Stored data entries
-- start --
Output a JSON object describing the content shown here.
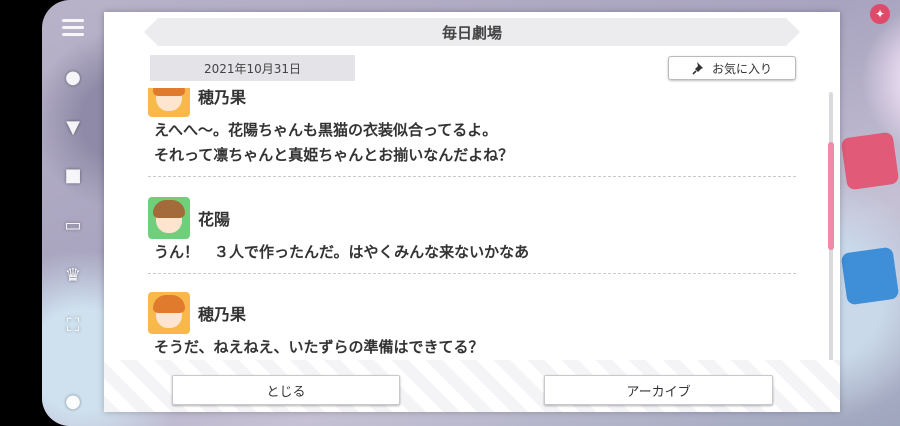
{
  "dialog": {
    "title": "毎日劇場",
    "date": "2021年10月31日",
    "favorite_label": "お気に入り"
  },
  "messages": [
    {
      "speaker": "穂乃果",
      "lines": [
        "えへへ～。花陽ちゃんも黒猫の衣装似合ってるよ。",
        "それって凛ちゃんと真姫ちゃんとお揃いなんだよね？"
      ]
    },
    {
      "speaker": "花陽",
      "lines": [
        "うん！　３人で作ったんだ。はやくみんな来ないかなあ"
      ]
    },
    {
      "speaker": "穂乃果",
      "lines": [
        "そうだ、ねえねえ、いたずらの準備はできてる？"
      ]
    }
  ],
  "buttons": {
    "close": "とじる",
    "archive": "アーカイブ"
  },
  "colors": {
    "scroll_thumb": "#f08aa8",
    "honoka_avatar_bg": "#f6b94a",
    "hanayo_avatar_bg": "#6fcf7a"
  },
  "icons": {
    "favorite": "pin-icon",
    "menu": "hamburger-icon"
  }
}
-- end --
-- start --
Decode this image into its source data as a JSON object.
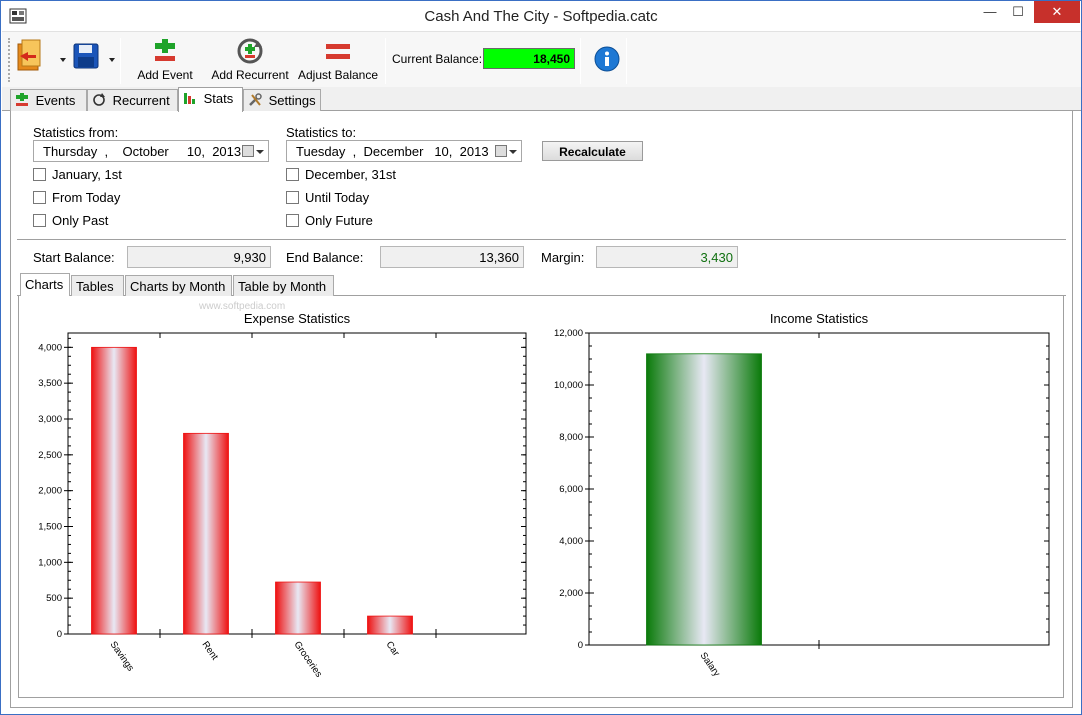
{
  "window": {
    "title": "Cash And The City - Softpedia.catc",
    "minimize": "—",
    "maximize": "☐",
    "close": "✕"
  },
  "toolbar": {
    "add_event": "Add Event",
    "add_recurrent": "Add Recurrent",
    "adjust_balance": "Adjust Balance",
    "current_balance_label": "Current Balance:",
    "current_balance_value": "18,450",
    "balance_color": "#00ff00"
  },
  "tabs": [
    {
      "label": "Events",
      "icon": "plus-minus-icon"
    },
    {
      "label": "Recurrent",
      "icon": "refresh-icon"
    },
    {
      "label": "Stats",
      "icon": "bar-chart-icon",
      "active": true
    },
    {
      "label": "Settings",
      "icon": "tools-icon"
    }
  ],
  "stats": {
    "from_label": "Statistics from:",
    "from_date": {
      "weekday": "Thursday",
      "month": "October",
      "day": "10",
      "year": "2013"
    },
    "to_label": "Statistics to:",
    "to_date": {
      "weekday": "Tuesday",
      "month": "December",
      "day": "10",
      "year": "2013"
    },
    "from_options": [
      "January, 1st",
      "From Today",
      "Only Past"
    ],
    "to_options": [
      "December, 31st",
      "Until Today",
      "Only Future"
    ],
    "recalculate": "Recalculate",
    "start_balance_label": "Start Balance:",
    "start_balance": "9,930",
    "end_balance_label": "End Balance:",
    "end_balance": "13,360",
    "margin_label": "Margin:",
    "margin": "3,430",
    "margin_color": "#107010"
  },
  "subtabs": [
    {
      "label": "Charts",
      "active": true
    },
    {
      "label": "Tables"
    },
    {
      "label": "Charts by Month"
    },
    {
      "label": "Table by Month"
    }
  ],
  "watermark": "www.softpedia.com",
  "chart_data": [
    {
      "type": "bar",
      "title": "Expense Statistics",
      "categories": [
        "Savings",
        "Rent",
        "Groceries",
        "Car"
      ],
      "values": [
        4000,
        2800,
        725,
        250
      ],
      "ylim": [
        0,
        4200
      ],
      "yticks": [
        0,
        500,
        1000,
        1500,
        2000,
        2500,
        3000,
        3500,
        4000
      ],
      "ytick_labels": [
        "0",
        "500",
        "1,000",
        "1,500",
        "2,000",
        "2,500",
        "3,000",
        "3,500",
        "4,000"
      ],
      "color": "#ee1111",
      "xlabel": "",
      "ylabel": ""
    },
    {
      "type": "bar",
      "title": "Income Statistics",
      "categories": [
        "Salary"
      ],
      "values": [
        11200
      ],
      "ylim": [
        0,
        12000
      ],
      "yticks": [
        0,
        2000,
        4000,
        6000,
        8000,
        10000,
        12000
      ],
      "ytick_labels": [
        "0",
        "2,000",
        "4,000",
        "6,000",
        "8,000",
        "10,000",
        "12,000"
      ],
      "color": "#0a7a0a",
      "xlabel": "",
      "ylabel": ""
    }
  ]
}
-- end --
▶ [TO DO]: Scan the material line by line and report each one that contains "title".

▶ [CORRECT RESPONSE]:
    "title": "毎日劇場",
    "title": "Cash And The City - Softpedia.catc",
      "title": "Expense Statistics",
      "title": "Income Statistics",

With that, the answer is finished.